:: Brano da leggere
Hannes: In breve direi che ciò non sta ancora accadendo. Le grandi aziende stanno ancora completando i loro progetti GDPR e sono solo nel mezzo del passaggio da una fase progettuale a una fase attuativa. E si può vedere dalla nostra collaborazione con le aziende, come alcune di loro stiano ancora lavorando su elementi di base e altre abbiano già iniziato lentamente gli audit di terze parti, i trasferimenti internazionali e un trattamento dei dati più complesso ed elaborato. Quindi il viaggio non è ancora finito.

Erik: Sì, sono d’accordo. Direi che sono stati fatti molti sforzi per soddisfare i requisiti formali, i diritti delle persone interessate a essere informati, il diritto a esprimere il consenso, e per stabilire accordi per l’elaborazione dei dati, per registrare le attività di trattamento, nominando un DPO, ad esempio. Su questo tipo di requisiti, la maggior parte delle aziende è a buon punto. E penso che anche la consapevolezza sia migliorata molto.

Ma abbiamo ancora molte sfide soprattutto a livello tecnico. Abbiamo visto alcune gravi violazioni di dati personali che avrebbero potuto essere evitate con uno sforzo nemmeno troppo grande. Negli attacchi di massa e attacchi casuali sappiamo che le vulnerabilità e i metodi di attacco sono davvero basilari. Quel tipo di attacchi potrebbe facilmente essere evitato. Quindi questo è un problema tecnico che non ha ancora ottenuto l’attenzione che meriterebbe. E penso anche che una delle sfide è che molti sistemi, in particolare i sistemi legacy, non sono progettati per la privacy e non sono facilmente configurabili per minimizzare l’accesso ai dati. E questo richiederà forse una o due generazioni di sistemi prima di vedere un cambiamento.
::::
* **Esercizio**: Per favore, trascrivi per intero il brano sul GDPR, parola per parola e senza modifiche.
:: Dati estratti
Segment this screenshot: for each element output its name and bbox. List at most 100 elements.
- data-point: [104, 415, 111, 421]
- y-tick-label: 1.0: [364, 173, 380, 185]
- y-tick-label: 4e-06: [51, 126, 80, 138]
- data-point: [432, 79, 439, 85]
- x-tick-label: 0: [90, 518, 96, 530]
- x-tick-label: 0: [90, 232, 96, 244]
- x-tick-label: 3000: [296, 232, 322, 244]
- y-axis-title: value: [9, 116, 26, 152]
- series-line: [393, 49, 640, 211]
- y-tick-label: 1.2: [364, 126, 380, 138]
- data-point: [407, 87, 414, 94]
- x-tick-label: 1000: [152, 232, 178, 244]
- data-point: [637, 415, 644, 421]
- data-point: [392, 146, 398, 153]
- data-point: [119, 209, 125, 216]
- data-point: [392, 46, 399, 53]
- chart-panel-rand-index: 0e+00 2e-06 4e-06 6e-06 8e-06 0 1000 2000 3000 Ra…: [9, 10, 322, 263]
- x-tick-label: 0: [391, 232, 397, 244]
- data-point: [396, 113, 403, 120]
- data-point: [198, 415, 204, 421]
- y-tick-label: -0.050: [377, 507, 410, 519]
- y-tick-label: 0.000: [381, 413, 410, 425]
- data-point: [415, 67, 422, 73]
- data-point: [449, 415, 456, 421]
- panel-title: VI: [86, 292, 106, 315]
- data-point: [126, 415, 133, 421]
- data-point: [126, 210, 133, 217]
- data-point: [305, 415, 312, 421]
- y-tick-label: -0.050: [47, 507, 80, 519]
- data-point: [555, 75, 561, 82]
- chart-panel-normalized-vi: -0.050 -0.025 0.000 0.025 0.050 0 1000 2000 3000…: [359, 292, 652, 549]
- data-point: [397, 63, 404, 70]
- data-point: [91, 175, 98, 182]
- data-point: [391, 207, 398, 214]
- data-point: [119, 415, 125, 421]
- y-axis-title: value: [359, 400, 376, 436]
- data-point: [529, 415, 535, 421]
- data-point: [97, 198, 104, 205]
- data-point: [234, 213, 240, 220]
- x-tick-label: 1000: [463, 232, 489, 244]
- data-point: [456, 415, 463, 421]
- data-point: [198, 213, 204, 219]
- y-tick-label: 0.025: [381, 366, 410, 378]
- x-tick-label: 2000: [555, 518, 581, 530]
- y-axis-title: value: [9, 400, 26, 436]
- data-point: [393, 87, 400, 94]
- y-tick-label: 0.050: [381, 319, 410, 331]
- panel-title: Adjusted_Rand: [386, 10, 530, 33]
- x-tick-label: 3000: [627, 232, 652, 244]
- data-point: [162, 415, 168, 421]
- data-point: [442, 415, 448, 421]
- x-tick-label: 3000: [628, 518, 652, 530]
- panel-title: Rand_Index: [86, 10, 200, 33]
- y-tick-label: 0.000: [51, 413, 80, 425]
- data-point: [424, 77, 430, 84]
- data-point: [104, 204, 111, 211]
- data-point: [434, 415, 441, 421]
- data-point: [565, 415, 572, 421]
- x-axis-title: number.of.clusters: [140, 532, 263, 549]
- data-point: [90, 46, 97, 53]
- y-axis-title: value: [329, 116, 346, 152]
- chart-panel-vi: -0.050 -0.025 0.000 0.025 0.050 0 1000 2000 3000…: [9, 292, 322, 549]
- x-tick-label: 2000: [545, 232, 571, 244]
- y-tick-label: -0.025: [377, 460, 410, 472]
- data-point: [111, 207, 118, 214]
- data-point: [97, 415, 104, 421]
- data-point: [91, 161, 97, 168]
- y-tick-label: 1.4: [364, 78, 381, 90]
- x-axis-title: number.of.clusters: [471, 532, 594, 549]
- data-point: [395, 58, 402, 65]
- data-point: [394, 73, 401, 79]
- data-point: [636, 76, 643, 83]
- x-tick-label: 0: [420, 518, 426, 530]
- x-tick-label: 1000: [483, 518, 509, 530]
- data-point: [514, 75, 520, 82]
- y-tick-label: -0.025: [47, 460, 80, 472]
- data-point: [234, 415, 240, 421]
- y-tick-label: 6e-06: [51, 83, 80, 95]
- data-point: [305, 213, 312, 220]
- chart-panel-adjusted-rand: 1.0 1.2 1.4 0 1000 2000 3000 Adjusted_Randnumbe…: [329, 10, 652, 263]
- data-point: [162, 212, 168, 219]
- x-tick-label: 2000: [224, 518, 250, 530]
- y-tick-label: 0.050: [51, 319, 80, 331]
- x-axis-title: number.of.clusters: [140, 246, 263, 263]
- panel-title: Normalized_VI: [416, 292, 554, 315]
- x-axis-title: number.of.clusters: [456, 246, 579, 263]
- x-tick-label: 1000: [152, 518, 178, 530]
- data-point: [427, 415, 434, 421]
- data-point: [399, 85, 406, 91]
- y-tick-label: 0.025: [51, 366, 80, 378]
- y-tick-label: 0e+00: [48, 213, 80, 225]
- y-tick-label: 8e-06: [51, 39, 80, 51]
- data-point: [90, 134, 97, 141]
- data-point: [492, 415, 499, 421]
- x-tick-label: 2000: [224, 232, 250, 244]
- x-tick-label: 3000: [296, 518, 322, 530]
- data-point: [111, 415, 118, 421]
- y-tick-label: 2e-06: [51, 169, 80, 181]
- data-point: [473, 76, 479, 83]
::::
* **Risposta all'esercizio**:
Hannes: In breve direi che ciò non sta ancora accadendo. Le grandi aziende stanno ancora completando i loro progetti GDPR e sono solo nel mezzo del passaggio da una fase progettuale a una fase attuativa. E si può vedere dalla nostra collaborazione con le aziende, come alcune di loro stiano ancora lavorando su elementi di base e altre abbiano già iniziato lentamente gli audit di terze parti, i trasferimenti internazionali e un trattamento dei dati più complesso ed elaborato. Quindi il viaggio non è ancora finito.

Erik: Sì, sono d’accordo. Direi che sono stati fatti molti sforzi per soddisfare i requisiti formali, i diritti delle persone interessate a essere informati, il diritto a esprimere il consenso, e per stabilire accordi per l’elaborazione dei dati, per registrare le attività di trattamento, nominando un DPO, ad esempio. Su questo tipo di requisiti, la maggior parte delle aziende è a buon punto. E penso che anche la consapevolezza sia migliorata molto.

Ma abbiamo ancora molte sfide soprattutto a livello tecnico. Abbiamo visto alcune gravi violazioni di dati personali che avrebbero potuto essere evitate con uno sforzo nemmeno troppo grande. Negli attacchi di massa e attacchi casuali sappiamo che le vulnerabilità e i metodi di attacco sono davvero basilari. Quel tipo di attacchi potrebbe facilmente essere evitato. Quindi questo è un problema tecnico che non ha ancora ottenuto l’attenzione che meriterebbe. E penso anche che una delle sfide è che molti sistemi, in particolare i sistemi legacy, non sono progettati per la privacy e non sono facilmente configurabili per minimizzare l’accesso ai dati. E questo richiederà forse una o due generazioni di sistemi prima di vedere un cambiamento.